» Requirement:
Give nothing except the number of lines containing the word "color".

» Record extracts:
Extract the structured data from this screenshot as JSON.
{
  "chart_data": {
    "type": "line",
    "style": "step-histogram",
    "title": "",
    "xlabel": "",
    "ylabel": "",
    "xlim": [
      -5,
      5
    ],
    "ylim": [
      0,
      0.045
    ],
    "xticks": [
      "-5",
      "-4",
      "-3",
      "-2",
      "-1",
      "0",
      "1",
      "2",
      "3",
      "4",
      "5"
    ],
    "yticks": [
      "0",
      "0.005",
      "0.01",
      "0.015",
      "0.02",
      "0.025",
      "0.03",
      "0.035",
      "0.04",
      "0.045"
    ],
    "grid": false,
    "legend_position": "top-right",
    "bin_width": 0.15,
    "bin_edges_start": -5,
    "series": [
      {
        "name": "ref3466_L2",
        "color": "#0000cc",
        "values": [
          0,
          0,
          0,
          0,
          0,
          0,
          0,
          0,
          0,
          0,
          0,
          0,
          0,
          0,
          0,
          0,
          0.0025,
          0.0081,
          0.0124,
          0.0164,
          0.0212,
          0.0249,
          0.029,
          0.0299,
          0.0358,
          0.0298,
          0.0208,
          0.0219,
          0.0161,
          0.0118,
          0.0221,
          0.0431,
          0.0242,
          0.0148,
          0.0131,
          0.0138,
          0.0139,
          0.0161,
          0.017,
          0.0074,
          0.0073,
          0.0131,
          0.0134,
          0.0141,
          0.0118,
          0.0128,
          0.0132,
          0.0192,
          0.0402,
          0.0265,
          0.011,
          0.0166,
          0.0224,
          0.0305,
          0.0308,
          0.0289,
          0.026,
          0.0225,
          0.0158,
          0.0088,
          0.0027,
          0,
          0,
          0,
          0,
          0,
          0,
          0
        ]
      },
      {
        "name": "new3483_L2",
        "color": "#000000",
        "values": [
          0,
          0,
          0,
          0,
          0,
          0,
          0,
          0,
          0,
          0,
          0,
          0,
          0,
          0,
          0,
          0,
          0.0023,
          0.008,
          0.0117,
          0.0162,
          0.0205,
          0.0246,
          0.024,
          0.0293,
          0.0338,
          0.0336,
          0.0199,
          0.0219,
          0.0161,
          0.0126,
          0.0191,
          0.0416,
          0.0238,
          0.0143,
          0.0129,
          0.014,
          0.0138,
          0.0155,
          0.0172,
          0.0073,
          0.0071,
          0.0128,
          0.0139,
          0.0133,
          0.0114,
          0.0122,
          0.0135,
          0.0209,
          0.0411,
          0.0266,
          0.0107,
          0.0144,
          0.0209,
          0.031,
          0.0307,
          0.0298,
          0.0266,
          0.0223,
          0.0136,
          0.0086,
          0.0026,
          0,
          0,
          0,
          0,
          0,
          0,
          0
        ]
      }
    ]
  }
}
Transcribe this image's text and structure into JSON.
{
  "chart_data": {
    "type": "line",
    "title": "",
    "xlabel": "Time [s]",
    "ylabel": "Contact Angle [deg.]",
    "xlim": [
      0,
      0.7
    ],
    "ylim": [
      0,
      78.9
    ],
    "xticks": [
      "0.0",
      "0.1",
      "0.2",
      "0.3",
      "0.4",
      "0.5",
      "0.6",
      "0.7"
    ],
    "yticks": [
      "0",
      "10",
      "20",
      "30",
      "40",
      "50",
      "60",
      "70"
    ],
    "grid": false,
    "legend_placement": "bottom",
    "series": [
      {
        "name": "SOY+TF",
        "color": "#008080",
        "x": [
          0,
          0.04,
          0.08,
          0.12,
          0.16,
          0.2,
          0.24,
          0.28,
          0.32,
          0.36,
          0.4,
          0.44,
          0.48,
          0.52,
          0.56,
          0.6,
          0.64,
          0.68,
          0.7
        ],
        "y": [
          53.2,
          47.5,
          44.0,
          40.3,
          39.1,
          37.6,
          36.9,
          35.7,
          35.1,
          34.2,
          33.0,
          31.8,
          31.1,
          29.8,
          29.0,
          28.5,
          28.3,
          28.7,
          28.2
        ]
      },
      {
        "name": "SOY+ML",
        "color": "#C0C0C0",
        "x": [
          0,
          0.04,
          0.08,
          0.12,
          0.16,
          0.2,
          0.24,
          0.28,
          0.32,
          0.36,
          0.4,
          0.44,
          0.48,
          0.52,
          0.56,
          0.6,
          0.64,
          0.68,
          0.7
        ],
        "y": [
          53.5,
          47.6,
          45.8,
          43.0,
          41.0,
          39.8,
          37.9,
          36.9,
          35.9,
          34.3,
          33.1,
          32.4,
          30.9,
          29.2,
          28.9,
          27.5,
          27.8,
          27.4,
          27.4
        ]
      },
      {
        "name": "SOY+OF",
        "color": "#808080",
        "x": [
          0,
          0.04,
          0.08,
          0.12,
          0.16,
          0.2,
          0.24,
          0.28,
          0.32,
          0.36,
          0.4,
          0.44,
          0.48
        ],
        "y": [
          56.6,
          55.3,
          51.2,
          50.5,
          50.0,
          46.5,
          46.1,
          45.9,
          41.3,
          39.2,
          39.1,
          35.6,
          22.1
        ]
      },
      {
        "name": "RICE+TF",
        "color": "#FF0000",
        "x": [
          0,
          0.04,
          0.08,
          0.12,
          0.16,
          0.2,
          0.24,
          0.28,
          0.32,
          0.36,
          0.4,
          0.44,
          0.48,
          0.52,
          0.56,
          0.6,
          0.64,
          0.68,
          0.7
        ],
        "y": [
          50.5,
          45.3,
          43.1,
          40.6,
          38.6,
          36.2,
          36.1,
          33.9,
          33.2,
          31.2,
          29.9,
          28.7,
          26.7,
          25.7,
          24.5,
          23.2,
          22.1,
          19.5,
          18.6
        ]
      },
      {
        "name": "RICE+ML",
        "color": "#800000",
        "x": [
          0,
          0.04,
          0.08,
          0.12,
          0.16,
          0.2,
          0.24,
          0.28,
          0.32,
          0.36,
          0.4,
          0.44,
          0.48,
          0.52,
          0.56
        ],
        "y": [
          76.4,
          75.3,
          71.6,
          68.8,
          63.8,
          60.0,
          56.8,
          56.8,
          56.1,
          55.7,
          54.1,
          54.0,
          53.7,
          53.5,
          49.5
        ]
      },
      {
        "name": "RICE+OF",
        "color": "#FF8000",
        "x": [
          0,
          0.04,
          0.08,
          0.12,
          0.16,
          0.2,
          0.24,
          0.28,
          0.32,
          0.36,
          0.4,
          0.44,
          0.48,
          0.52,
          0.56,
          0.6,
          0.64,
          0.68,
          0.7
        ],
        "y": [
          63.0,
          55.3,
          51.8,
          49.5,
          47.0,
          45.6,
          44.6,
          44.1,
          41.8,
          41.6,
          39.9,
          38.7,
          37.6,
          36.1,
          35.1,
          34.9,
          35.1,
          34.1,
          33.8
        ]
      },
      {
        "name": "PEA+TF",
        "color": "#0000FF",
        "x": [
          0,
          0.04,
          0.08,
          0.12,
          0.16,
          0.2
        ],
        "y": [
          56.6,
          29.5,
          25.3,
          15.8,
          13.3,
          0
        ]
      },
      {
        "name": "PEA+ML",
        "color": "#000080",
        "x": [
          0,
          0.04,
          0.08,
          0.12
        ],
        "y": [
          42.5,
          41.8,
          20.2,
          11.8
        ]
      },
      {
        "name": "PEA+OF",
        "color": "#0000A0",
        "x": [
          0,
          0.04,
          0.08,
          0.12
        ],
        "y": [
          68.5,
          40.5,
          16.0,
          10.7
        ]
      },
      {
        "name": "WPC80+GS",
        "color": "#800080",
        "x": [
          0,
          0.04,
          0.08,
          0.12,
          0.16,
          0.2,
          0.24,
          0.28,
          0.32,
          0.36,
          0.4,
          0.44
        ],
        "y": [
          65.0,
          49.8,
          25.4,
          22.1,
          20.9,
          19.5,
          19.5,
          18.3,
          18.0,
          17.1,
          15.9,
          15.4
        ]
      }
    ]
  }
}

» Written solution:
12